- **Your objective**: With pictures removed, output every record below exactly as written.

- **Given information**:
• • • • •

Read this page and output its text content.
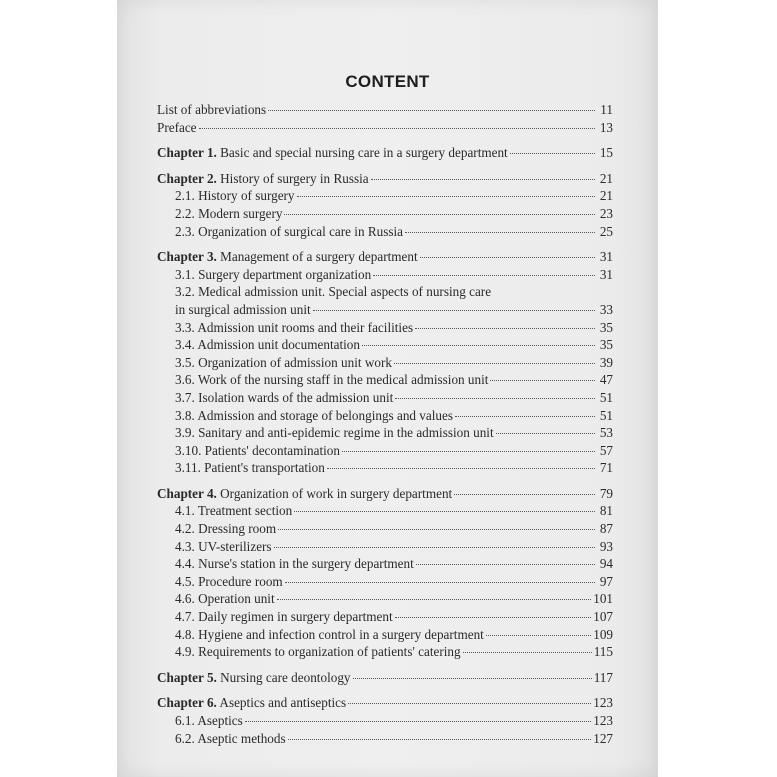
CONTENT
List of abbreviations	11
Preface	13
Chapter 1. Basic and special nursing care in a surgery department	15
Chapter 2. History of surgery in Russia	21
2.1. History of surgery	21
2.2. Modern surgery	23
2.3. Organization of surgical care in Russia	25
Chapter 3. Management of a surgery department	31
3.1. Surgery department organization	31
3.2. Medical admission unit. Special aspects of nursing care
in surgical admission unit	33
3.3. Admission unit rooms and their facilities	35
3.4. Admission unit documentation	35
3.5. Organization of admission unit work	39
3.6. Work of the nursing staff in the medical admission unit	47
3.7. Isolation wards of the admission unit	51
3.8. Admission and storage of belongings and values	51
3.9. Sanitary and anti-epidemic regime in the admission unit	53
3.10. Patients' decontamination	57
3.11. Patient's transportation	71
Chapter 4. Organization of work in surgery department	79
4.1. Treatment section	81
4.2. Dressing room	87
4.3. UV-sterilizers	93
4.4. Nurse's station in the surgery department	94
4.5. Procedure room	97
4.6. Operation unit	101
4.7. Daily regimen in surgery department	107
4.8. Hygiene and infection control in a surgery department	109
4.9. Requirements to organization of patients' catering	115
Chapter 5. Nursing care deontology	117
Chapter 6. Aseptics and antiseptics	123
6.1. Aseptics	123
6.2. Aseptic methods	127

• • • • •

- **Written response**:
Read this page and output its text content.
CONTENT
List of abbreviations	11
Preface	13
Chapter 1. Basic and special nursing care in a surgery department	15
Chapter 2. History of surgery in Russia	21
2.1. History of surgery	21
2.2. Modern surgery	23
2.3. Organization of surgical care in Russia	25
Chapter 3. Management of a surgery department	31
3.1. Surgery department organization	31
3.2. Medical admission unit. Special aspects of nursing care
in surgical admission unit	33
3.3. Admission unit rooms and their facilities	35
3.4. Admission unit documentation	35
3.5. Organization of admission unit work	39
3.6. Work of the nursing staff in the medical admission unit	47
3.7. Isolation wards of the admission unit	51
3.8. Admission and storage of belongings and values	51
3.9. Sanitary and anti-epidemic regime in the admission unit	53
3.10. Patients' decontamination	57
3.11. Patient's transportation	71
Chapter 4. Organization of work in surgery department	79
4.1. Treatment section	81
4.2. Dressing room	87
4.3. UV-sterilizers	93
4.4. Nurse's station in the surgery department	94
4.5. Procedure room	97
4.6. Operation unit	101
4.7. Daily regimen in surgery department	107
4.8. Hygiene and infection control in a surgery department	109
4.9. Requirements to organization of patients' catering	115
Chapter 5. Nursing care deontology	117
Chapter 6. Aseptics and antiseptics	123
6.1. Aseptics	123
6.2. Aseptic methods	127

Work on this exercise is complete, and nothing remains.